• TASK GOAL: Transcribe the records below exactly.

--- begin DATASET ROWS ---

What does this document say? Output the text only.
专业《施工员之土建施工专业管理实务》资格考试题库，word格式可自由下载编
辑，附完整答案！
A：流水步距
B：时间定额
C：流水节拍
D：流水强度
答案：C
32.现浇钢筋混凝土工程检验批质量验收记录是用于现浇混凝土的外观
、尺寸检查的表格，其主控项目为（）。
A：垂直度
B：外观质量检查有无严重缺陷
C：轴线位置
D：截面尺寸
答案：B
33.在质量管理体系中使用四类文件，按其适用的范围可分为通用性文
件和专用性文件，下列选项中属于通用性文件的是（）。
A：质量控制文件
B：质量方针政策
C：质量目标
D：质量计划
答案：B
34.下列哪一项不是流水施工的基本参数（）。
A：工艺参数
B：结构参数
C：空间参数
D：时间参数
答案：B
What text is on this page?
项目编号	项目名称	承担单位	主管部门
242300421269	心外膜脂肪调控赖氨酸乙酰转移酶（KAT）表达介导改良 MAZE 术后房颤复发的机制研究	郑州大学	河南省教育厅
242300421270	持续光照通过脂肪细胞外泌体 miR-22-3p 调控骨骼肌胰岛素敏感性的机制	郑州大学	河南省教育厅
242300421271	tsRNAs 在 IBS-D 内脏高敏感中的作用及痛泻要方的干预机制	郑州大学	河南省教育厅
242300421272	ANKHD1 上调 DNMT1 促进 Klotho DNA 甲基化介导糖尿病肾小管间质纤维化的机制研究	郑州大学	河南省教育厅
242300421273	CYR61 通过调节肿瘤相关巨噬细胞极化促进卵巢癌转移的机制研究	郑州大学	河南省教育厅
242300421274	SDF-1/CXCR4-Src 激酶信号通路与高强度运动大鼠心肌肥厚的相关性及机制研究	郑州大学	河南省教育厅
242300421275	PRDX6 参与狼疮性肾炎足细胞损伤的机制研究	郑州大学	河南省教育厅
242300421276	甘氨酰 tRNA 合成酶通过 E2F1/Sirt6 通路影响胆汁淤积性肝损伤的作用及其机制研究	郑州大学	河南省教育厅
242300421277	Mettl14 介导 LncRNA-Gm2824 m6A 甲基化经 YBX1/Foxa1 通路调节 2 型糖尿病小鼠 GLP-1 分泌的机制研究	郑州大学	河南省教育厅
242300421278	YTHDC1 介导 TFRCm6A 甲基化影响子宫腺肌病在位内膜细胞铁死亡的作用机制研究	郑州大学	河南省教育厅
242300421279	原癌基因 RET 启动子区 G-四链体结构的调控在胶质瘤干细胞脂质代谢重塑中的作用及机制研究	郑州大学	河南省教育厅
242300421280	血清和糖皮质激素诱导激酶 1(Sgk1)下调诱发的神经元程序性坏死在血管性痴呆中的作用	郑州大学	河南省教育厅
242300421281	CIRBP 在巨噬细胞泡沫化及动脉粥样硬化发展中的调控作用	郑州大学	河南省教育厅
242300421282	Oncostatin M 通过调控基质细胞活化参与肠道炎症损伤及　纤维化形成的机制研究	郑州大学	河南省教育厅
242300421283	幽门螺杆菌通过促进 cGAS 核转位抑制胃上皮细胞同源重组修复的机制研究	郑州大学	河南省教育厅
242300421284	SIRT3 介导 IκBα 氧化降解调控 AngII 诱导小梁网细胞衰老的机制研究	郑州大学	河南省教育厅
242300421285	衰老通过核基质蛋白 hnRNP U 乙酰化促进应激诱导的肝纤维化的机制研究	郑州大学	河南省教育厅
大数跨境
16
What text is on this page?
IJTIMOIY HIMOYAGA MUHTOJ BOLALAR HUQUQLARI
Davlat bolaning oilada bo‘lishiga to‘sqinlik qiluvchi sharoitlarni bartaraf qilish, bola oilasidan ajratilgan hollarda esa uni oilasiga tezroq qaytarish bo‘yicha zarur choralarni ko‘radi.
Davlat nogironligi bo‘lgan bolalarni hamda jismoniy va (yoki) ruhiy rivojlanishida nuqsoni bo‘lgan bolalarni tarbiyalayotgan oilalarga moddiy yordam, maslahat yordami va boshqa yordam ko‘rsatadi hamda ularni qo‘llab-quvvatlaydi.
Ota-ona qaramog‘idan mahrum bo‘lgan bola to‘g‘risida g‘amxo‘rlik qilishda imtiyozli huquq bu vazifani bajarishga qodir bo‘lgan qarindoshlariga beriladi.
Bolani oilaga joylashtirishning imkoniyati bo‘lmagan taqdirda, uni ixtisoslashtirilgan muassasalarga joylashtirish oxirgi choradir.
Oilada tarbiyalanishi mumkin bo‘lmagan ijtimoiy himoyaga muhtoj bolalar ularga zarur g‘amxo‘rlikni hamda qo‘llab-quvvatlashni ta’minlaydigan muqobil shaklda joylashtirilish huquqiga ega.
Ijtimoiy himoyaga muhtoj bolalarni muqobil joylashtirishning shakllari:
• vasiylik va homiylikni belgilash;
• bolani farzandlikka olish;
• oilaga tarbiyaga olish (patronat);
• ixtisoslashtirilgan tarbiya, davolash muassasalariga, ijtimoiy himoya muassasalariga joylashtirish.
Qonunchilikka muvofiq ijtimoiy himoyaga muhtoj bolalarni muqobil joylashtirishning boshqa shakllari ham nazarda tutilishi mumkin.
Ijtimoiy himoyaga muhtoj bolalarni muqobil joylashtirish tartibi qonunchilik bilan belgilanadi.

--- end DATASET ROWS ---

• TASK RESPONSE:
What does this document say? Output the text only.
专业《施工员之土建施工专业管理实务》资格考试题库，word格式可自由下载编
辑，附完整答案！
A：流水步距
B：时间定额
C：流水节拍
D：流水强度
答案：C
32.现浇钢筋混凝土工程检验批质量验收记录是用于现浇混凝土的外观
、尺寸检查的表格，其主控项目为（）。
A：垂直度
B：外观质量检查有无严重缺陷
C：轴线位置
D：截面尺寸
答案：B
33.在质量管理体系中使用四类文件，按其适用的范围可分为通用性文
件和专用性文件，下列选项中属于通用性文件的是（）。
A：质量控制文件
B：质量方针政策
C：质量目标
D：质量计划
答案：B
34.下列哪一项不是流水施工的基本参数（）。
A：工艺参数
B：结构参数
C：空间参数
D：时间参数
答案：B
What text is on this page?
项目编号	项目名称	承担单位	主管部门
242300421269	心外膜脂肪调控赖氨酸乙酰转移酶（KAT）表达介导改良 MAZE 术后房颤复发的机制研究	郑州大学	河南省教育厅
242300421270	持续光照通过脂肪细胞外泌体 miR-22-3p 调控骨骼肌胰岛素敏感性的机制	郑州大学	河南省教育厅
242300421271	tsRNAs 在 IBS-D 内脏高敏感中的作用及痛泻要方的干预机制	郑州大学	河南省教育厅
242300421272	ANKHD1 上调 DNMT1 促进 Klotho DNA 甲基化介导糖尿病肾小管间质纤维化的机制研究	郑州大学	河南省教育厅
242300421273	CYR61 通过调节肿瘤相关巨噬细胞极化促进卵巢癌转移的机制研究	郑州大学	河南省教育厅
242300421274	SDF-1/CXCR4-Src 激酶信号通路与高强度运动大鼠心肌肥厚的相关性及机制研究	郑州大学	河南省教育厅
242300421275	PRDX6 参与狼疮性肾炎足细胞损伤的机制研究	郑州大学	河南省教育厅
242300421276	甘氨酰 tRNA 合成酶通过 E2F1/Sirt6 通路影响胆汁淤积性肝损伤的作用及其机制研究	郑州大学	河南省教育厅
242300421277	Mettl14 介导 LncRNA-Gm2824 m6A 甲基化经 YBX1/Foxa1 通路调节 2 型糖尿病小鼠 GLP-1 分泌的机制研究	郑州大学	河南省教育厅
242300421278	YTHDC1 介导 TFRCm6A 甲基化影响子宫腺肌病在位内膜细胞铁死亡的作用机制研究	郑州大学	河南省教育厅
242300421279	原癌基因 RET 启动子区 G-四链体结构的调控在胶质瘤干细胞脂质代谢重塑中的作用及机制研究	郑州大学	河南省教育厅
242300421280	血清和糖皮质激素诱导激酶 1(Sgk1)下调诱发的神经元程序性坏死在血管性痴呆中的作用	郑州大学	河南省教育厅
242300421281	CIRBP 在巨噬细胞泡沫化及动脉粥样硬化发展中的调控作用	郑州大学	河南省教育厅
242300421282	Oncostatin M 通过调控基质细胞活化参与肠道炎症损伤及　纤维化形成的机制研究	郑州大学	河南省教育厅
242300421283	幽门螺杆菌通过促进 cGAS 核转位抑制胃上皮细胞同源重组修复的机制研究	郑州大学	河南省教育厅
242300421284	SIRT3 介导 IκBα 氧化降解调控 AngII 诱导小梁网细胞衰老的机制研究	郑州大学	河南省教育厅
242300421285	衰老通过核基质蛋白 hnRNP U 乙酰化促进应激诱导的肝纤维化的机制研究	郑州大学	河南省教育厅
大数跨境
16
What text is on this page?
IJTIMOIY HIMOYAGA MUHTOJ BOLALAR HUQUQLARI
Davlat bolaning oilada bo‘lishiga to‘sqinlik qiluvchi sharoitlarni bartaraf qilish, bola oilasidan ajratilgan hollarda esa uni oilasiga tezroq qaytarish bo‘yicha zarur choralarni ko‘radi.
Davlat nogironligi bo‘lgan bolalarni hamda jismoniy va (yoki) ruhiy rivojlanishida nuqsoni bo‘lgan bolalarni tarbiyalayotgan oilalarga moddiy yordam, maslahat yordami va boshqa yordam ko‘rsatadi hamda ularni qo‘llab-quvvatlaydi.
Ota-ona qaramog‘idan mahrum bo‘lgan bola to‘g‘risida g‘amxo‘rlik qilishda imtiyozli huquq bu vazifani bajarishga qodir bo‘lgan qarindoshlariga beriladi.
Bolani oilaga joylashtirishning imkoniyati bo‘lmagan taqdirda, uni ixtisoslashtirilgan muassasalarga joylashtirish oxirgi choradir.
Oilada tarbiyalanishi mumkin bo‘lmagan ijtimoiy himoyaga muhtoj bolalar ularga zarur g‘amxo‘rlikni hamda qo‘llab-quvvatlashni ta’minlaydigan muqobil shaklda joylashtirilish huquqiga ega.
Ijtimoiy himoyaga muhtoj bolalarni muqobil joylashtirishning shakllari:
• vasiylik va homiylikni belgilash;
• bolani farzandlikka olish;
• oilaga tarbiyaga olish (patronat);
• ixtisoslashtirilgan tarbiya, davolash muassasalariga, ijtimoiy himoya muassasalariga joylashtirish.
Qonunchilikka muvofiq ijtimoiy himoyaga muhtoj bolalarni muqobil joylashtirishning boshqa shakllari ham nazarda tutilishi mumkin.
Ijtimoiy himoyaga muhtoj bolalarni muqobil joylashtirish tartibi qonunchilik bilan belgilanadi.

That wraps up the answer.